— Begin Task inputs —
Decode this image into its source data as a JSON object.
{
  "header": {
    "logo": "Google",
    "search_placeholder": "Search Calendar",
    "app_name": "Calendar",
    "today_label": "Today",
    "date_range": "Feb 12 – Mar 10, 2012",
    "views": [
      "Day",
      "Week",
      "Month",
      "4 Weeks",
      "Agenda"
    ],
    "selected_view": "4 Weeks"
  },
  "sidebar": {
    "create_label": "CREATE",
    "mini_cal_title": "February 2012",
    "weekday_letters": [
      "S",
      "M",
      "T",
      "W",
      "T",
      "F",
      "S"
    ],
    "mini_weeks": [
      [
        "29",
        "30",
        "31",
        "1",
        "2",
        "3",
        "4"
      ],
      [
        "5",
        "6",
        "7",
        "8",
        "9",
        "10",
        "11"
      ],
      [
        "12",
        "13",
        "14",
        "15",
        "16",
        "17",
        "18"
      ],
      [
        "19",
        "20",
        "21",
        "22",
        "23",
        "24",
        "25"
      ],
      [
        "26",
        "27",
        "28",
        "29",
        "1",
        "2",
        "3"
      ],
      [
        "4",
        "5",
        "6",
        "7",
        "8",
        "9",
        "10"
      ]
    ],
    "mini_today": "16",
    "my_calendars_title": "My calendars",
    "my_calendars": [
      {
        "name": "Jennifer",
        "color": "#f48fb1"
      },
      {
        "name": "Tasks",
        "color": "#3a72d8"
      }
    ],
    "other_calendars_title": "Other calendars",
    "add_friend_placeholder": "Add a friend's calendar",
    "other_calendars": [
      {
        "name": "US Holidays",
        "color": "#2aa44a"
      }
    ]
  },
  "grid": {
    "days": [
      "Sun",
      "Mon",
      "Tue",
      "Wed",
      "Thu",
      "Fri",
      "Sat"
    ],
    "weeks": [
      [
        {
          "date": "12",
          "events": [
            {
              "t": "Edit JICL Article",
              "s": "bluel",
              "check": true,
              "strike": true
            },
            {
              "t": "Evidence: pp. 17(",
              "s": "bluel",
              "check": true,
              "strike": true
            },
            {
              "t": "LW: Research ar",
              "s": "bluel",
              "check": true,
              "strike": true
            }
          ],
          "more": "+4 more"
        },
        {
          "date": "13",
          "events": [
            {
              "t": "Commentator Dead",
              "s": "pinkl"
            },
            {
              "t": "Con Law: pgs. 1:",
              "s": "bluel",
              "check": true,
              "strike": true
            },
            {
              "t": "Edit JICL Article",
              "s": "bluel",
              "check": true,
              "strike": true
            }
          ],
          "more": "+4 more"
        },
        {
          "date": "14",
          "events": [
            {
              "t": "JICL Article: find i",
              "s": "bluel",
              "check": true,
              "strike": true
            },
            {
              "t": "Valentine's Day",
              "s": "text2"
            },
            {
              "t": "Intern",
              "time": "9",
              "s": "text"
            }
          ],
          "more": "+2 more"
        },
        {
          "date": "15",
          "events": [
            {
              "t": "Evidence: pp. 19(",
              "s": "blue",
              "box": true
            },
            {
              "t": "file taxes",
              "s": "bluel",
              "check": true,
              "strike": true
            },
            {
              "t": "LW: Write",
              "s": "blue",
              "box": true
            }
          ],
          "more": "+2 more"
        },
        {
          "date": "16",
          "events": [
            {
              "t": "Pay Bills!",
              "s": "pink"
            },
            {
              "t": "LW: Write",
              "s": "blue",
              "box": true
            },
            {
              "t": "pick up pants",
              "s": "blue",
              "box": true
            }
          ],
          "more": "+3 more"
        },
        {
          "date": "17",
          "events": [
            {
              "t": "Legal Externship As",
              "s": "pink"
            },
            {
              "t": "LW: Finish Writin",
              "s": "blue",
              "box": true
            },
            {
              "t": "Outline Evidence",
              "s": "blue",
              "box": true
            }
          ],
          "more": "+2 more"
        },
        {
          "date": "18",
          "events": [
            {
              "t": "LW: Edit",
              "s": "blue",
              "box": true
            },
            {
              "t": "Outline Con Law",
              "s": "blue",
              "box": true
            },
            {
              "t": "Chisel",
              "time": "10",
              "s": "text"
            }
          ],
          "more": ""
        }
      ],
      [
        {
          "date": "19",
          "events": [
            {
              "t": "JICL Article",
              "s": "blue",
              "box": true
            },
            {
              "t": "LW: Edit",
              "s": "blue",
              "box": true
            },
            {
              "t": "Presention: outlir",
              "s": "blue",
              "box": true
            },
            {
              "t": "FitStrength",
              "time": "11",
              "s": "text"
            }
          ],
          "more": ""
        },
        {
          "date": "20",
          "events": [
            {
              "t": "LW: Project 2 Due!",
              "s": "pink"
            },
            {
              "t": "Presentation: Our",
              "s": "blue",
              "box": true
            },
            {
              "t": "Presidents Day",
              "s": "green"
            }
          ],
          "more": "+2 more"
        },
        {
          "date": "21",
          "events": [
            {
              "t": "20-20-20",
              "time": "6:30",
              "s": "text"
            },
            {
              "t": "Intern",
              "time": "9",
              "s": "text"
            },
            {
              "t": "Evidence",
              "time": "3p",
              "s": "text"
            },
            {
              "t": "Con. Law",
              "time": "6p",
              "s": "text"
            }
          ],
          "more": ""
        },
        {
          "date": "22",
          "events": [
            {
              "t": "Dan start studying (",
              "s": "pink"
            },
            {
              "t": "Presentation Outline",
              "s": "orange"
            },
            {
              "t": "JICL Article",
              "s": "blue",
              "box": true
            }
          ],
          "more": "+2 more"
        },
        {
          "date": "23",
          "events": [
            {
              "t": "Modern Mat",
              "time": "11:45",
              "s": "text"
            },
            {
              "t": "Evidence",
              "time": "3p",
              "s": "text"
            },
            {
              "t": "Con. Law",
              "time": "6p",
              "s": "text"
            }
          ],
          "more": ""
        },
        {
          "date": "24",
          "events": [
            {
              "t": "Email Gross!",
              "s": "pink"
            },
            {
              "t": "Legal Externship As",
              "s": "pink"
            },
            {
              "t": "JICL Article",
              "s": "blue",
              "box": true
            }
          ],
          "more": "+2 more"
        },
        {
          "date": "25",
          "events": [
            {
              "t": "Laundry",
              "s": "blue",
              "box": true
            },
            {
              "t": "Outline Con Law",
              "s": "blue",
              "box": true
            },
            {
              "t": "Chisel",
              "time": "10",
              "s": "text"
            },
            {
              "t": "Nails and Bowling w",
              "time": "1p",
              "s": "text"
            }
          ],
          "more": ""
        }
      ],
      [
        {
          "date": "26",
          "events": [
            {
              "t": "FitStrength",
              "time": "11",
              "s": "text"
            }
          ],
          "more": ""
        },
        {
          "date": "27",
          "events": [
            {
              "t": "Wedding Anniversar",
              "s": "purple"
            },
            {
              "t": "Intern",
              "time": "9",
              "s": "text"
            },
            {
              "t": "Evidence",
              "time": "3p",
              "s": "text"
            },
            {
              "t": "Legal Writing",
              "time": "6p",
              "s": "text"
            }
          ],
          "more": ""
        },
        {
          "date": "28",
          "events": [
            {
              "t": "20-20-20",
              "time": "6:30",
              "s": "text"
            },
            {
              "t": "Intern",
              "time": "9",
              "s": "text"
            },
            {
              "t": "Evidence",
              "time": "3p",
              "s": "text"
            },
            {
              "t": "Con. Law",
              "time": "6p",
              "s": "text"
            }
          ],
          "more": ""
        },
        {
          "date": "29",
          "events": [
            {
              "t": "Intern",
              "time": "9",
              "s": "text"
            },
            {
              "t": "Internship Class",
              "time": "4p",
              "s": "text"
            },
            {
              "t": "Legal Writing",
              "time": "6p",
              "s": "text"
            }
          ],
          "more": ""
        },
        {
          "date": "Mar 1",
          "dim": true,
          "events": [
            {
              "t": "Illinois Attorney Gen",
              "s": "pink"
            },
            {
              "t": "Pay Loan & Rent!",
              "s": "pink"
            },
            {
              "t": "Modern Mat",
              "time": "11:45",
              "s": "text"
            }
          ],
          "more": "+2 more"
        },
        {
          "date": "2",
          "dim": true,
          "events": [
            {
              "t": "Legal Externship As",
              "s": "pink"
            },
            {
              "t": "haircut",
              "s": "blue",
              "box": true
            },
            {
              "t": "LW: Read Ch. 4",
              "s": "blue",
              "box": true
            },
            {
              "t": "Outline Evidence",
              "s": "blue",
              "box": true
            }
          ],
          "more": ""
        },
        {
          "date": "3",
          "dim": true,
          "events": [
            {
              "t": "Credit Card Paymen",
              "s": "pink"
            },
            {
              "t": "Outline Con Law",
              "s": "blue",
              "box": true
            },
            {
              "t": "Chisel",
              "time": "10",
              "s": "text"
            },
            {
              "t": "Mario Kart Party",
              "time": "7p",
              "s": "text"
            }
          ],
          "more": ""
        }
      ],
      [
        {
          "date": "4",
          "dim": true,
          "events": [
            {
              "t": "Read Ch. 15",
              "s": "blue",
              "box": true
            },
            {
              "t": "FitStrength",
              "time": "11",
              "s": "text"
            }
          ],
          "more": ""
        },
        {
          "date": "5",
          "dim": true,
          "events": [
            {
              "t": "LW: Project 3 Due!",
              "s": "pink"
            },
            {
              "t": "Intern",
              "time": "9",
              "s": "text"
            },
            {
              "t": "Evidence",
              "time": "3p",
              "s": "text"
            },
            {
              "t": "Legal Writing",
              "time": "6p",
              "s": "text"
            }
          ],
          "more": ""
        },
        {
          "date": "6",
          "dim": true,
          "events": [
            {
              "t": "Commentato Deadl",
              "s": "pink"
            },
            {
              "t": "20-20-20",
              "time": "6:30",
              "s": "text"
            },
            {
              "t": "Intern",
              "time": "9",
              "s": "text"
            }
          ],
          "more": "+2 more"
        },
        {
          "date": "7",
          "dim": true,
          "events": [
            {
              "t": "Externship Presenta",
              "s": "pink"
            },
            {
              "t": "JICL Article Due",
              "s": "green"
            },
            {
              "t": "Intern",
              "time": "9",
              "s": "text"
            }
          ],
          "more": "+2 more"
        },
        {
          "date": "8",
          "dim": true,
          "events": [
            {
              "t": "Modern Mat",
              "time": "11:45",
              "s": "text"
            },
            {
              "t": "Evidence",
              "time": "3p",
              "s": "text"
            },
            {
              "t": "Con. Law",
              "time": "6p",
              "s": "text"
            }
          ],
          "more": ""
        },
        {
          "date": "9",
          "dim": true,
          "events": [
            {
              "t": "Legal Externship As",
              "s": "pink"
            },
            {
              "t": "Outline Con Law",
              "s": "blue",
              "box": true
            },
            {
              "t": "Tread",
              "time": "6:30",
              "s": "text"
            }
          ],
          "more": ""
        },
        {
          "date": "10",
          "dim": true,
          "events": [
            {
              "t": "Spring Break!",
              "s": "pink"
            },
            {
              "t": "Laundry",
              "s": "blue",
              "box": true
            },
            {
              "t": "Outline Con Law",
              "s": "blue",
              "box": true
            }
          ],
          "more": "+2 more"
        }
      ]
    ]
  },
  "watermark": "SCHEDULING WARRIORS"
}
— End Task inputs —
What the exercise asks
Tally how many lines of the material contain the word "Presentation". The answer must be the number and nothing else.

Response to this exercise
2